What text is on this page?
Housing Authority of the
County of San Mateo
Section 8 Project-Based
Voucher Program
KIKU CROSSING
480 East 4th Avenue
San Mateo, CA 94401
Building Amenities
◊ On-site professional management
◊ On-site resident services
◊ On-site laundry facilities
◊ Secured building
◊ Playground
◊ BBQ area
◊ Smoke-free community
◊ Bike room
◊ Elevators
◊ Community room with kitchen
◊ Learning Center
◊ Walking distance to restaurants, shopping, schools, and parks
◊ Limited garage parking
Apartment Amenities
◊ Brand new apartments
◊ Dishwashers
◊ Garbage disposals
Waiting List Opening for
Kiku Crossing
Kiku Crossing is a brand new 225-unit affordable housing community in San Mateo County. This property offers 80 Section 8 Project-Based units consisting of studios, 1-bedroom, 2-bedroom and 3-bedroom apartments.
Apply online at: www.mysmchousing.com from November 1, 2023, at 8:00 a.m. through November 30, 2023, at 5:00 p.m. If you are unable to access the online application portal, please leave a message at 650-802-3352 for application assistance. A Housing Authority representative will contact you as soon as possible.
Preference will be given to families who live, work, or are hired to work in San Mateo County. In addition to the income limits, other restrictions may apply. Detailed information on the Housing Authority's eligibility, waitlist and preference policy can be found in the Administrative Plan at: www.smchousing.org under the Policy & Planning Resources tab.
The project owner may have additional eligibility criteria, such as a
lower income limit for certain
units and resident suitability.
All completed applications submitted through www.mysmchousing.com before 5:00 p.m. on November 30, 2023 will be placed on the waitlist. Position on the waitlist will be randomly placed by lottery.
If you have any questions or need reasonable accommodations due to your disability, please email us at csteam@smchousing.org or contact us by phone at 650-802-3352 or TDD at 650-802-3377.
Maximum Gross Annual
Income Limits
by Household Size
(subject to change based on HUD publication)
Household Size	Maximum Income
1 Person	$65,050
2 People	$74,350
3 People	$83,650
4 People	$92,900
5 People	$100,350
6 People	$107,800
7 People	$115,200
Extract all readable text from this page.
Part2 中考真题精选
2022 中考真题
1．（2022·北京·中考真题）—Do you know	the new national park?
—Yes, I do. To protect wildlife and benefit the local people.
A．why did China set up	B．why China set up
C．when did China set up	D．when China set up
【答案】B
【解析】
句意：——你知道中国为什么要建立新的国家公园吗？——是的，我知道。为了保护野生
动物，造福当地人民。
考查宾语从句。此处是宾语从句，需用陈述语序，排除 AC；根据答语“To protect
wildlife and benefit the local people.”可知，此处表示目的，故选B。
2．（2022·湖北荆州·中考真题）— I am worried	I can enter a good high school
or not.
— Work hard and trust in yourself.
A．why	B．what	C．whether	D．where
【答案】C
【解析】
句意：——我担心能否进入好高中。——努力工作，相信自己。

REQUIREMENTS: Scan the listing above for the word "Section" and show each line where it is found.

COMPLETE ANSWER:
Section 8 Project-Based
Kiku Crossing is a brand new 225-unit affordable housing community in San Mateo County. This property offers 80 Section 8 Project-Based units consisting of studios, 1-bedroom, 2-bedroom and 3-bedroom apartments.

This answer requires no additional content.